◆ Stored data ◆
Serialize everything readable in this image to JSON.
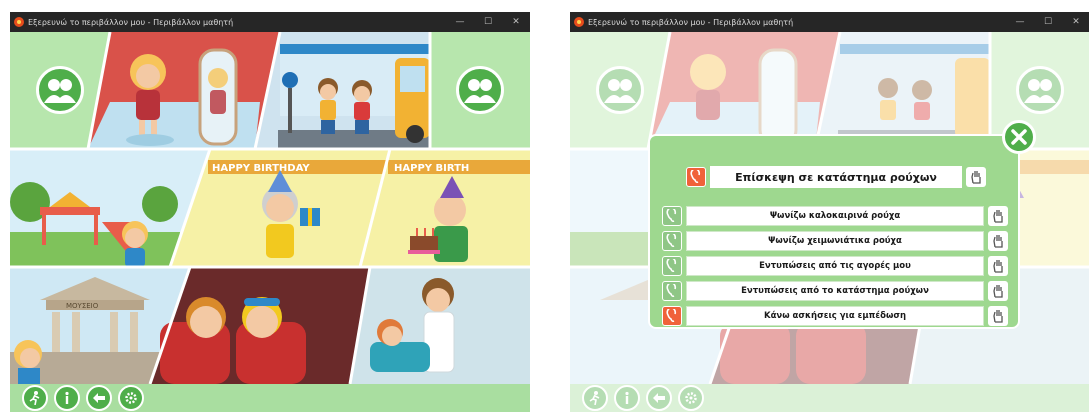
{
  "window": {
    "title": "Εξερευνώ το περιβάλλον μου - Περιβάλλον μαθητή",
    "minimize_glyph": "—",
    "maximize_glyph": "☐",
    "close_glyph": "✕"
  },
  "scenes": [
    {
      "name": "bathroom-mirror-scene"
    },
    {
      "name": "bus-stop-scene"
    },
    {
      "name": "playground-scene"
    },
    {
      "name": "birthday-gift-scene"
    },
    {
      "name": "birthday-cake-scene"
    },
    {
      "name": "museum-scene"
    },
    {
      "name": "cinema-scene"
    },
    {
      "name": "dentist-scene"
    }
  ],
  "banner": {
    "left_text": "HAPPY BIRTHDAY",
    "right_text": "HAPPY BIRTH",
    "museum_sign": "ΜΟΥΣΕΙΟ"
  },
  "side_buttons": {
    "left_icon": "two-people-icon",
    "right_icon": "two-people-icon"
  },
  "bottom_bar": {
    "buttons": [
      {
        "icon": "exit-runner-icon"
      },
      {
        "icon": "info-icon"
      },
      {
        "icon": "back-arrow-icon"
      },
      {
        "icon": "settings-gear-icon"
      }
    ]
  },
  "dialog": {
    "title": "Επίσκεψη σε κατάστημα ρούχων",
    "options": [
      {
        "label": "Ψωνίζω καλοκαιρινά ρούχα",
        "active": false
      },
      {
        "label": "Ψωνίζω χειμωνιάτικα ρούχα",
        "active": false
      },
      {
        "label": "Εντυπώσεις από τις αγορές μου",
        "active": false
      },
      {
        "label": "Εντυπώσεις από το κατάστημα ρούχων",
        "active": false
      },
      {
        "label": "Κάνω ασκήσεις για εμπέδωση",
        "active": true
      }
    ],
    "close_icon": "close-x-icon"
  },
  "colors": {
    "accent_green": "#4fae4a",
    "panel_green": "#a9dea0",
    "active_orange": "#f0623a",
    "titlebar": "#262626"
  }
}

◆ Instructions for the task ◆
Print out every entry above without changing a word, and leave out the pictures.

◆ Task answer ◆
Serialize everything readable in this image to JSON.
{
  "window": {
    "title": "Εξερευνώ το περιβάλλον μου - Περιβάλλον μαθητή",
    "minimize_glyph": "—",
    "maximize_glyph": "☐",
    "close_glyph": "✕"
  },
  "scenes": [
    {
      "name": "bathroom-mirror-scene"
    },
    {
      "name": "bus-stop-scene"
    },
    {
      "name": "playground-scene"
    },
    {
      "name": "birthday-gift-scene"
    },
    {
      "name": "birthday-cake-scene"
    },
    {
      "name": "museum-scene"
    },
    {
      "name": "cinema-scene"
    },
    {
      "name": "dentist-scene"
    }
  ],
  "banner": {
    "left_text": "HAPPY BIRTHDAY",
    "right_text": "HAPPY BIRTH",
    "museum_sign": "ΜΟΥΣΕΙΟ"
  },
  "side_buttons": {
    "left_icon": "two-people-icon",
    "right_icon": "two-people-icon"
  },
  "bottom_bar": {
    "buttons": [
      {
        "icon": "exit-runner-icon"
      },
      {
        "icon": "info-icon"
      },
      {
        "icon": "back-arrow-icon"
      },
      {
        "icon": "settings-gear-icon"
      }
    ]
  },
  "dialog": {
    "title": "Επίσκεψη σε κατάστημα ρούχων",
    "options": [
      {
        "label": "Ψωνίζω καλοκαιρινά ρούχα",
        "active": false
      },
      {
        "label": "Ψωνίζω χειμωνιάτικα ρούχα",
        "active": false
      },
      {
        "label": "Εντυπώσεις από τις αγορές μου",
        "active": false
      },
      {
        "label": "Εντυπώσεις από το κατάστημα ρούχων",
        "active": false
      },
      {
        "label": "Κάνω ασκήσεις για εμπέδωση",
        "active": true
      }
    ],
    "close_icon": "close-x-icon"
  },
  "colors": {
    "accent_green": "#4fae4a",
    "panel_green": "#a9dea0",
    "active_orange": "#f0623a",
    "titlebar": "#262626"
  }
}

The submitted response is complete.